QUESTIONS:
**a)** In the article on math symbols, which library is used for typesetting Latex?
**b)** Rewrite the paragraph of the article on math symbols that begins "The obvious and easy solution" as a short bulleted list that keeps its main facts.
**c)** According to the article on math symbols, why was Latex support not implemented for individual pages?

TEXT SECTION:
========
Beautiful Math Symbols

02 Feb 2016

Introduction:

By nature HackerEarth has so many programming puzzles. These puzzles bound to have mathematical equations, statements and symbols. Problem Setters often requested us to add support for Latex.

Implementation:

The obvious and easy solution for this is to implement Latex support for individual pages. But that’s not scalable and maintainable. Then we came with up with a solution where we didn’t have to write custom code for every page. We examined the site and figured out three type of rendering that happens in the browser. Before going to solutions case by case, let’s first understand how MathJax, the library we use for typesetting Latex, works.

Everything in MathJax works asynchronously. After initializing MathJax, it executes a set of tasks and then typesets the queued content. Everything in MathJax works asynchronously using queues. Mathjax docs explains it in detail.

Types of rendering:

  • Rendering of preview section in editor
  • Static content rendering (synchronous)
  • Rendering of dynamic content via Ajax (Asynchronous)

Read through rest of the article for this categorization to make sense.
========
Saved data entries
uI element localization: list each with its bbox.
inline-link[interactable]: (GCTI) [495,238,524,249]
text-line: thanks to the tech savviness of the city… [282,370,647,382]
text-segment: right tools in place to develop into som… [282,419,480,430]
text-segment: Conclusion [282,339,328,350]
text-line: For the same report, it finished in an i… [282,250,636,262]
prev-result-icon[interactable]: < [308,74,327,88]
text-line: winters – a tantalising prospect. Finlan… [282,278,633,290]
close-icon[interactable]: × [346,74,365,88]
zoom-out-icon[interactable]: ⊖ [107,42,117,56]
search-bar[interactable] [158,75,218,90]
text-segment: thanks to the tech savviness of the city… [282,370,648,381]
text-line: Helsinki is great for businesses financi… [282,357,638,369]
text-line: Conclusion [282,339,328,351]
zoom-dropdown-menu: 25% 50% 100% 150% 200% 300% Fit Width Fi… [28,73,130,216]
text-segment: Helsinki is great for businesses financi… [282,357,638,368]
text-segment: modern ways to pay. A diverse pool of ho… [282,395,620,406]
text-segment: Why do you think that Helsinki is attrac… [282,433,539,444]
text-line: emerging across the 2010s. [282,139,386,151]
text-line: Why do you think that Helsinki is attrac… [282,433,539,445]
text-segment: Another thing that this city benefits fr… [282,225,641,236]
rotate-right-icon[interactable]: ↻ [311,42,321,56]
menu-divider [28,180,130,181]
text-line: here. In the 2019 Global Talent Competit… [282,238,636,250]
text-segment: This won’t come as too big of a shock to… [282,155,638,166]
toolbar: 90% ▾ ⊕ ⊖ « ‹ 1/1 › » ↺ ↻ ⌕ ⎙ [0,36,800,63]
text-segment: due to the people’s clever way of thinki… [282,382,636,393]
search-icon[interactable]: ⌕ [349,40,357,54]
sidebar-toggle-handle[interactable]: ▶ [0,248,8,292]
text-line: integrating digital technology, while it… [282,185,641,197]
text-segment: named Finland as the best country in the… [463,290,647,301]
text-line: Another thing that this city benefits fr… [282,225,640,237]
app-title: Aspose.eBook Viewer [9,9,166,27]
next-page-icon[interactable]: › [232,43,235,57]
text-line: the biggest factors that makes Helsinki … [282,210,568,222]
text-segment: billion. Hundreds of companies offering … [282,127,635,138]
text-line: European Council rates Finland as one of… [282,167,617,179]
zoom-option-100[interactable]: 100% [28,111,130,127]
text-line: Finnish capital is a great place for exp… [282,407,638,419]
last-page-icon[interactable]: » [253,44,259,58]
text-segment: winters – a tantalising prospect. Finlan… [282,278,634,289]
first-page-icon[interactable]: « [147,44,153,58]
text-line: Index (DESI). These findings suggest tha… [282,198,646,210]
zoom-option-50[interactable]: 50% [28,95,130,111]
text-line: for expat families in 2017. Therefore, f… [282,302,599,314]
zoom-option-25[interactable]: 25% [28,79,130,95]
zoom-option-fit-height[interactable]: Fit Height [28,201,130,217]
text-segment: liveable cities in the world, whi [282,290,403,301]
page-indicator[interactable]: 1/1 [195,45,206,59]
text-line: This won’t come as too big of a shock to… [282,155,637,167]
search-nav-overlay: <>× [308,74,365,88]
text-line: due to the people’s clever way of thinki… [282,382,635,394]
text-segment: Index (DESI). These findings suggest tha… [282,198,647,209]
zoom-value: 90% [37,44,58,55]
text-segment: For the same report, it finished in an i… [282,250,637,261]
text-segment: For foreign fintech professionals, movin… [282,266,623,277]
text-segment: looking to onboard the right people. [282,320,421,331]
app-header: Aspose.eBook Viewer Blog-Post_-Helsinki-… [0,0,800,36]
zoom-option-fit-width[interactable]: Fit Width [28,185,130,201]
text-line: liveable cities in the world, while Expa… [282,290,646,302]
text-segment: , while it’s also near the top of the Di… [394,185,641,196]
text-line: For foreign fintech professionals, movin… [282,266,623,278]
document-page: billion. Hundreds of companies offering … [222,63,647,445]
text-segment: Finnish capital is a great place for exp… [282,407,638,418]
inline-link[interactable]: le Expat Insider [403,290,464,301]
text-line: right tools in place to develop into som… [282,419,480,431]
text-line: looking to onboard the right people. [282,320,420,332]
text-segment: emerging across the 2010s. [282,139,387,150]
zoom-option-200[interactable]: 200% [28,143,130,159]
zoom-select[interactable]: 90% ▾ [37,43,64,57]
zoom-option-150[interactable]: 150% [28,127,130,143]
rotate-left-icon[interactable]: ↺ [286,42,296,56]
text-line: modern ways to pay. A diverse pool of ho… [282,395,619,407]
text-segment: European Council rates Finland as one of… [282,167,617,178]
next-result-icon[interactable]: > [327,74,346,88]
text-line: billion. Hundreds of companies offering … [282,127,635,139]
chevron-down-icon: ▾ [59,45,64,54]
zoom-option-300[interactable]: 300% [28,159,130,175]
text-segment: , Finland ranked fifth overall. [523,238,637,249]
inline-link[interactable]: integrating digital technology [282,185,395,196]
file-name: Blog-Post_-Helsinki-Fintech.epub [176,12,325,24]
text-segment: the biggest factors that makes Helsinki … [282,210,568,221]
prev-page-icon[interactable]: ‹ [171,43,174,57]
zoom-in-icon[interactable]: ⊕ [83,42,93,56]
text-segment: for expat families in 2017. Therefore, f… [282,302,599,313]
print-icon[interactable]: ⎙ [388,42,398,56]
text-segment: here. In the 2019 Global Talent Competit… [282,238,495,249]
========
SOLUTIONS TO EACH TASK:
**a)** MathJax.

**b)**
- The obvious, easy solution was to implement Latex support for individual pages, but that was not scalable or maintainable.
- Instead, the team came up with a solution that didn't require custom code for every page.
- They examined the site and identified three types of rendering that happen in the browser.
- Before covering each case, the article explains how MathJax, the library used for typesetting Latex, works.

**c)** Implementing Latex support page by page was the obvious and easy solution, but it was not scalable or maintainable. The team chose a solution that didn't require custom code for every page.